> _Goal_
Write out the whole of the material exactly.

> _Input records_
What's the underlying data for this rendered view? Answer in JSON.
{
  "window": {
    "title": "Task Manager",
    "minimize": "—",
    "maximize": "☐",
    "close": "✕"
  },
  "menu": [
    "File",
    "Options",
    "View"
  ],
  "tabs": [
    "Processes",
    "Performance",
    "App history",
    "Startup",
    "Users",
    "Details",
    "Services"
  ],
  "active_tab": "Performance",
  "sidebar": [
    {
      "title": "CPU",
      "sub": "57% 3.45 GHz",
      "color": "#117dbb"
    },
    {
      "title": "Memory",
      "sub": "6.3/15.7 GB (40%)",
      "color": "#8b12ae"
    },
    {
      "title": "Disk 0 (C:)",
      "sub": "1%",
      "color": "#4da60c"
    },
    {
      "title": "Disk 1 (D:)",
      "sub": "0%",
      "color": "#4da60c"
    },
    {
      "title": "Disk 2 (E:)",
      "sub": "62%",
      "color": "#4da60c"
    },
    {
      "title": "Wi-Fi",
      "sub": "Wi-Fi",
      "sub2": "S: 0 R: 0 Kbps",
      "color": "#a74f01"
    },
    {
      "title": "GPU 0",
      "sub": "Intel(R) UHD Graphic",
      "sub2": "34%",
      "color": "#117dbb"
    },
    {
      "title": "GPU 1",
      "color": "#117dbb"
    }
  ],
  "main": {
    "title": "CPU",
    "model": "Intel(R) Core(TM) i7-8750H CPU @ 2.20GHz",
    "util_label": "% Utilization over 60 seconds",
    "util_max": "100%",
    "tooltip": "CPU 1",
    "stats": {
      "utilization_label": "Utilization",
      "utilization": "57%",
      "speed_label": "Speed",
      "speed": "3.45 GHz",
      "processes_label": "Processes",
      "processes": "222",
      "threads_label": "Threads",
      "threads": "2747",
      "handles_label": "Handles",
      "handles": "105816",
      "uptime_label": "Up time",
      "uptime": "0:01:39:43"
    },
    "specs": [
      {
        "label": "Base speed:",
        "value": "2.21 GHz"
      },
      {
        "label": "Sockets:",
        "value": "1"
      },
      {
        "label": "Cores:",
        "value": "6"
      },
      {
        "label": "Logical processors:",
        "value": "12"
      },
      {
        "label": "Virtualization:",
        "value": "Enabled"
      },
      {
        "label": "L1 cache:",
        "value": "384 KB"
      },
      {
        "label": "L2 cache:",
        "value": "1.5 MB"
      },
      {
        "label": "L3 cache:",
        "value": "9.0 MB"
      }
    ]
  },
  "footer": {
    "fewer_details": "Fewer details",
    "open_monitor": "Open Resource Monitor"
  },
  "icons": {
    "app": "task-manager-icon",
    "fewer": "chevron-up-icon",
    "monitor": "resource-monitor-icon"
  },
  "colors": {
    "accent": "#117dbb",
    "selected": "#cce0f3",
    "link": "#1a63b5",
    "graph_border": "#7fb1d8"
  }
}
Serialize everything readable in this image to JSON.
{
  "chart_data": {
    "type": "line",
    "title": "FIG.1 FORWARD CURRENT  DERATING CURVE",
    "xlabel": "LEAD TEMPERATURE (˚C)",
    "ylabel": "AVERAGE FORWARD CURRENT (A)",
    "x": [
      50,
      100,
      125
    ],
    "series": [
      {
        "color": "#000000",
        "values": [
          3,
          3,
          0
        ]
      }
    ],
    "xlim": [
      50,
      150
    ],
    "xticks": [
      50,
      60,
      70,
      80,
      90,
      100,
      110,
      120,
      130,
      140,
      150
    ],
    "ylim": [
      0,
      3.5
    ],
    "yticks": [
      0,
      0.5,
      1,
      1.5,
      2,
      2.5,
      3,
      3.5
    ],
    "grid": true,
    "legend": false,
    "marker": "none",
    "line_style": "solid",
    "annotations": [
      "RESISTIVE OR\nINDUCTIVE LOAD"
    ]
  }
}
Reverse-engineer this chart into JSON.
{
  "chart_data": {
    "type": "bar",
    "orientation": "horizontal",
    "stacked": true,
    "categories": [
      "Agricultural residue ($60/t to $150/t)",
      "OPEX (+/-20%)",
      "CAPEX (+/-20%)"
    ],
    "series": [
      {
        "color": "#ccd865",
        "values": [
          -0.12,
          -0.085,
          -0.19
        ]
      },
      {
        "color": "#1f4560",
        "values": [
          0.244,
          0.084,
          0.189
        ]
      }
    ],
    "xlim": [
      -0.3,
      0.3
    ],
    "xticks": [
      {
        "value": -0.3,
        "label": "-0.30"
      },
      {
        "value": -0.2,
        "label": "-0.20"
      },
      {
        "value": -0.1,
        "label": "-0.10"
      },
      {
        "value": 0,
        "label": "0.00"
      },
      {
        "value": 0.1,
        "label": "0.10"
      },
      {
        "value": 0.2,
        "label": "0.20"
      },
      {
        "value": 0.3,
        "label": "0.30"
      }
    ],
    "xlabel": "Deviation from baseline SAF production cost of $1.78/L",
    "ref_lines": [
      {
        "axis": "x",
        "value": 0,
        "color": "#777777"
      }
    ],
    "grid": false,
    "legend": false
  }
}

> _Expected answer_
What's the underlying data for this rendered view? Answer in JSON.
{
  "window": {
    "title": "Task Manager",
    "minimize": "—",
    "maximize": "☐",
    "close": "✕"
  },
  "menu": [
    "File",
    "Options",
    "View"
  ],
  "tabs": [
    "Processes",
    "Performance",
    "App history",
    "Startup",
    "Users",
    "Details",
    "Services"
  ],
  "active_tab": "Performance",
  "sidebar": [
    {
      "title": "CPU",
      "sub": "57% 3.45 GHz",
      "color": "#117dbb"
    },
    {
      "title": "Memory",
      "sub": "6.3/15.7 GB (40%)",
      "color": "#8b12ae"
    },
    {
      "title": "Disk 0 (C:)",
      "sub": "1%",
      "color": "#4da60c"
    },
    {
      "title": "Disk 1 (D:)",
      "sub": "0%",
      "color": "#4da60c"
    },
    {
      "title": "Disk 2 (E:)",
      "sub": "62%",
      "color": "#4da60c"
    },
    {
      "title": "Wi-Fi",
      "sub": "Wi-Fi",
      "sub2": "S: 0 R: 0 Kbps",
      "color": "#a74f01"
    },
    {
      "title": "GPU 0",
      "sub": "Intel(R) UHD Graphic",
      "sub2": "34%",
      "color": "#117dbb"
    },
    {
      "title": "GPU 1",
      "color": "#117dbb"
    }
  ],
  "main": {
    "title": "CPU",
    "model": "Intel(R) Core(TM) i7-8750H CPU @ 2.20GHz",
    "util_label": "% Utilization over 60 seconds",
    "util_max": "100%",
    "tooltip": "CPU 1",
    "stats": {
      "utilization_label": "Utilization",
      "utilization": "57%",
      "speed_label": "Speed",
      "speed": "3.45 GHz",
      "processes_label": "Processes",
      "processes": "222",
      "threads_label": "Threads",
      "threads": "2747",
      "handles_label": "Handles",
      "handles": "105816",
      "uptime_label": "Up time",
      "uptime": "0:01:39:43"
    },
    "specs": [
      {
        "label": "Base speed:",
        "value": "2.21 GHz"
      },
      {
        "label": "Sockets:",
        "value": "1"
      },
      {
        "label": "Cores:",
        "value": "6"
      },
      {
        "label": "Logical processors:",
        "value": "12"
      },
      {
        "label": "Virtualization:",
        "value": "Enabled"
      },
      {
        "label": "L1 cache:",
        "value": "384 KB"
      },
      {
        "label": "L2 cache:",
        "value": "1.5 MB"
      },
      {
        "label": "L3 cache:",
        "value": "9.0 MB"
      }
    ]
  },
  "footer": {
    "fewer_details": "Fewer details",
    "open_monitor": "Open Resource Monitor"
  },
  "icons": {
    "app": "task-manager-icon",
    "fewer": "chevron-up-icon",
    "monitor": "resource-monitor-icon"
  },
  "colors": {
    "accent": "#117dbb",
    "selected": "#cce0f3",
    "link": "#1a63b5",
    "graph_border": "#7fb1d8"
  }
}
Serialize everything readable in this image to JSON.
{
  "chart_data": {
    "type": "line",
    "title": "FIG.1 FORWARD CURRENT  DERATING CURVE",
    "xlabel": "LEAD TEMPERATURE (˚C)",
    "ylabel": "AVERAGE FORWARD CURRENT (A)",
    "x": [
      50,
      100,
      125
    ],
    "series": [
      {
        "color": "#000000",
        "values": [
          3,
          3,
          0
        ]
      }
    ],
    "xlim": [
      50,
      150
    ],
    "xticks": [
      50,
      60,
      70,
      80,
      90,
      100,
      110,
      120,
      130,
      140,
      150
    ],
    "ylim": [
      0,
      3.5
    ],
    "yticks": [
      0,
      0.5,
      1,
      1.5,
      2,
      2.5,
      3,
      3.5
    ],
    "grid": true,
    "legend": false,
    "marker": "none",
    "line_style": "solid",
    "annotations": [
      "RESISTIVE OR\nINDUCTIVE LOAD"
    ]
  }
}
Reverse-engineer this chart into JSON.
{
  "chart_data": {
    "type": "bar",
    "orientation": "horizontal",
    "stacked": true,
    "categories": [
      "Agricultural residue ($60/t to $150/t)",
      "OPEX (+/-20%)",
      "CAPEX (+/-20%)"
    ],
    "series": [
      {
        "color": "#ccd865",
        "values": [
          -0.12,
          -0.085,
          -0.19
        ]
      },
      {
        "color": "#1f4560",
        "values": [
          0.244,
          0.084,
          0.189
        ]
      }
    ],
    "xlim": [
      -0.3,
      0.3
    ],
    "xticks": [
      {
        "value": -0.3,
        "label": "-0.30"
      },
      {
        "value": -0.2,
        "label": "-0.20"
      },
      {
        "value": -0.1,
        "label": "-0.10"
      },
      {
        "value": 0,
        "label": "0.00"
      },
      {
        "value": 0.1,
        "label": "0.10"
      },
      {
        "value": 0.2,
        "label": "0.20"
      },
      {
        "value": 0.3,
        "label": "0.30"
      }
    ],
    "xlabel": "Deviation from baseline SAF production cost of $1.78/L",
    "ref_lines": [
      {
        "axis": "x",
        "value": 0,
        "color": "#777777"
      }
    ],
    "grid": false,
    "legend": false
  }
}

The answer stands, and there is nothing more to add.